------ TASK INPUTS
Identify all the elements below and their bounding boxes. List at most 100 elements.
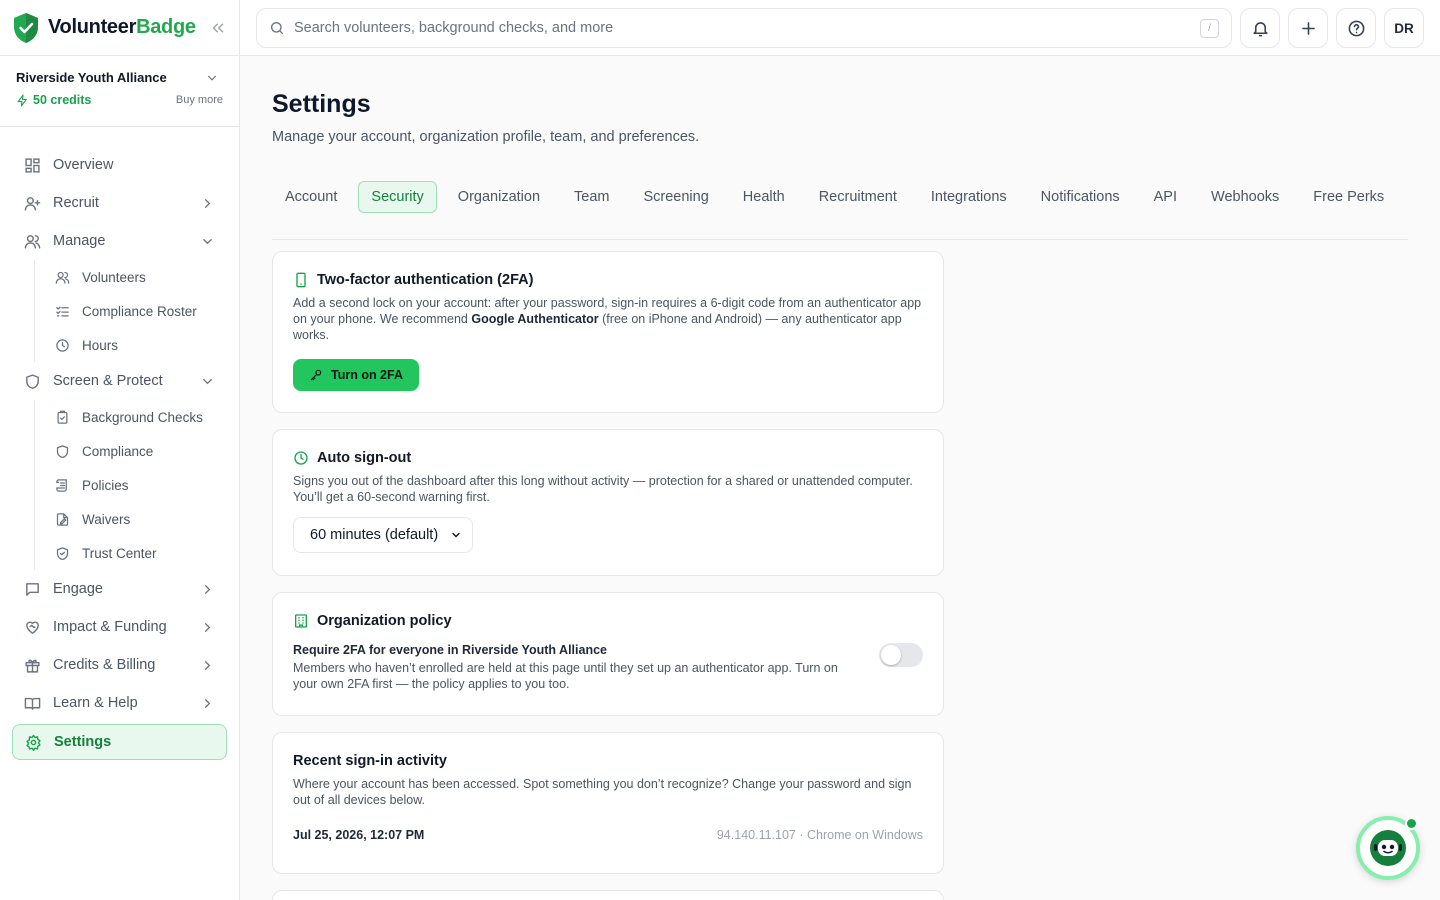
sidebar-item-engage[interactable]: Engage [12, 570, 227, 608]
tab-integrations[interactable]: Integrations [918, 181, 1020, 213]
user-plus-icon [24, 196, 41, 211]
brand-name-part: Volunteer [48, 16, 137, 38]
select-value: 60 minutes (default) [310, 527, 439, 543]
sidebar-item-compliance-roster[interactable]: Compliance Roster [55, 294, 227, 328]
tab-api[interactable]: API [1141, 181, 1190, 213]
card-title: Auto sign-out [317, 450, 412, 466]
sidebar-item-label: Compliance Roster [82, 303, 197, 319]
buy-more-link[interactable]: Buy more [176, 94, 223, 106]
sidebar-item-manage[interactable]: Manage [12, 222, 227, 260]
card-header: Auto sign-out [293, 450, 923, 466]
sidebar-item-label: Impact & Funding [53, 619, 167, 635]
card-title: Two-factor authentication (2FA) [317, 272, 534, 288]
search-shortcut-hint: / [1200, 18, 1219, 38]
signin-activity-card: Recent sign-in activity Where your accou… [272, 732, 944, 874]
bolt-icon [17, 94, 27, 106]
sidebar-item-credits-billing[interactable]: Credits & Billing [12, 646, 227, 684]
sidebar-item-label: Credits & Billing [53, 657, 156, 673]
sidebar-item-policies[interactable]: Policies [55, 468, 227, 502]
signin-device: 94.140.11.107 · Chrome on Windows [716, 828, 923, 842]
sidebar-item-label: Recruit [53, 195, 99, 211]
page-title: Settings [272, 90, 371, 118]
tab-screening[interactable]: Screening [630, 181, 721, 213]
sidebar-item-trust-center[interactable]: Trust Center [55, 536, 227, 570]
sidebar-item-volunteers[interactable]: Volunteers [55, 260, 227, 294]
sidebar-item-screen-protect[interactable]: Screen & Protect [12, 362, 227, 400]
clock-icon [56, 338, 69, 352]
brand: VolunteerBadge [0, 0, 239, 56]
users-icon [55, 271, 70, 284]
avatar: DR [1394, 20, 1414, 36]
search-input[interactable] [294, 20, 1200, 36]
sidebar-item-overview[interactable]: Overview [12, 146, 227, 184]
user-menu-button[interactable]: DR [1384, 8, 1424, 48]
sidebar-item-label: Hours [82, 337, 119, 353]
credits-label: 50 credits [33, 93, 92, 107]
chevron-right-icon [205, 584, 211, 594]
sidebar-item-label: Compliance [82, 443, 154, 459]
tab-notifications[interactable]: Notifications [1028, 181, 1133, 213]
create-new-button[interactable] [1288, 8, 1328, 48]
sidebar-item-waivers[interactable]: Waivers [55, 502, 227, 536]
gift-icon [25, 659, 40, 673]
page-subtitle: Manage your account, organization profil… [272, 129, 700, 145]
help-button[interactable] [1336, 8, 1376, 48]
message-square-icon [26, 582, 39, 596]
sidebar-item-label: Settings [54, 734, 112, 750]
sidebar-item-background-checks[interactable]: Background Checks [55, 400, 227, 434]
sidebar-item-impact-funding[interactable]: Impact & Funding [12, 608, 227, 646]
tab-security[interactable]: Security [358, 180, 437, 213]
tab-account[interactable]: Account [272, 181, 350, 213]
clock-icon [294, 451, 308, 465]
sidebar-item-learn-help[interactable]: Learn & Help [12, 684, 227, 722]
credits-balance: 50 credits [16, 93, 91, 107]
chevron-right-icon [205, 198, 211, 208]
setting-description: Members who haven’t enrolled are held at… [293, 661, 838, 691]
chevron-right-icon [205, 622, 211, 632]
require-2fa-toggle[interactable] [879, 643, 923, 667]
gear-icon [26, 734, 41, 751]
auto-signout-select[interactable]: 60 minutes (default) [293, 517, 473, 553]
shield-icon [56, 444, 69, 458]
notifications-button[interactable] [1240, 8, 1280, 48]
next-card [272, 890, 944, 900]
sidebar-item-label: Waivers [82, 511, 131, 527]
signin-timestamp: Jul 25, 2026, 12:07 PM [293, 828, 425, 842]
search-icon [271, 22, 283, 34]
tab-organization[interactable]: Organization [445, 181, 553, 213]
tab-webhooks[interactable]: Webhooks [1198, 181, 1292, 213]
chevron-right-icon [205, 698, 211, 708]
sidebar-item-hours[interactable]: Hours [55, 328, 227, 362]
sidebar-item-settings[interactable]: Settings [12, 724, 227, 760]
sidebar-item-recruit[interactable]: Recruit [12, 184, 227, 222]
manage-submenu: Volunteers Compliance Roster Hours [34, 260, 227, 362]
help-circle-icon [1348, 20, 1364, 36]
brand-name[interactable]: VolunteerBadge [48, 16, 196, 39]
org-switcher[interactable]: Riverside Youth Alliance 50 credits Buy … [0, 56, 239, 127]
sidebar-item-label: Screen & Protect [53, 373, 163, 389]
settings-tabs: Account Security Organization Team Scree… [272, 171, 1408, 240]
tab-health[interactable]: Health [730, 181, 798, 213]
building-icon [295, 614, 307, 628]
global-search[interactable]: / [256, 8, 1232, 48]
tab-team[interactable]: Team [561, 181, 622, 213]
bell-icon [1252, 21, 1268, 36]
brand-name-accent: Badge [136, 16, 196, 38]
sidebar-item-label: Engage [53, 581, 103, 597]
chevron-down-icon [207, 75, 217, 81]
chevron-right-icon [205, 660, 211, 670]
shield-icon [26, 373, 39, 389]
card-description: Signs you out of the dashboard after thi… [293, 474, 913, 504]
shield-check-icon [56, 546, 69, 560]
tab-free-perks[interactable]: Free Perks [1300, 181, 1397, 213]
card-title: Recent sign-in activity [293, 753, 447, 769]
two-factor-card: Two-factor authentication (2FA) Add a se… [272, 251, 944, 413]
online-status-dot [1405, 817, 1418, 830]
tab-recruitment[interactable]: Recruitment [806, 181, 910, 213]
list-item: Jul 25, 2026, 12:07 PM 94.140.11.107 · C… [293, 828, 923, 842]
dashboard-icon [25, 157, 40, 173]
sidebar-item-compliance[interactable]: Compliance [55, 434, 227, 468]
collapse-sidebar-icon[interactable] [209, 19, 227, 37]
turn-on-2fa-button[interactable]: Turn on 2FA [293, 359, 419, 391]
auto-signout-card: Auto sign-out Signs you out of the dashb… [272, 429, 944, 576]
------------
Convert the lines above, from the one containing "sidebar-item-engage[interactable]: Engage [12, 570, 227, 608]" through the one containing "buy-more-link[interactable]: Buy more" (both included), into a numbered list, omitting any blank lines.

→ ANSWER TO THE PROBLEM
1. sidebar-item-engage[interactable]: Engage [12, 570, 227, 608]
2. tab-integrations[interactable]: Integrations [918, 181, 1020, 213]
3. user-plus-icon [24, 196, 41, 211]
4. brand-name-part: Volunteer [48, 16, 137, 38]
5. select-value: 60 minutes (default) [310, 527, 439, 543]
6. sidebar-item-compliance-roster[interactable]: Compliance Roster [55, 294, 227, 328]
7. tab-api[interactable]: API [1141, 181, 1190, 213]
8. card-title: Auto sign-out [317, 450, 412, 466]
9. sidebar-item-label: Compliance Roster [82, 303, 197, 319]
10. buy-more-link[interactable]: Buy more [176, 94, 223, 106]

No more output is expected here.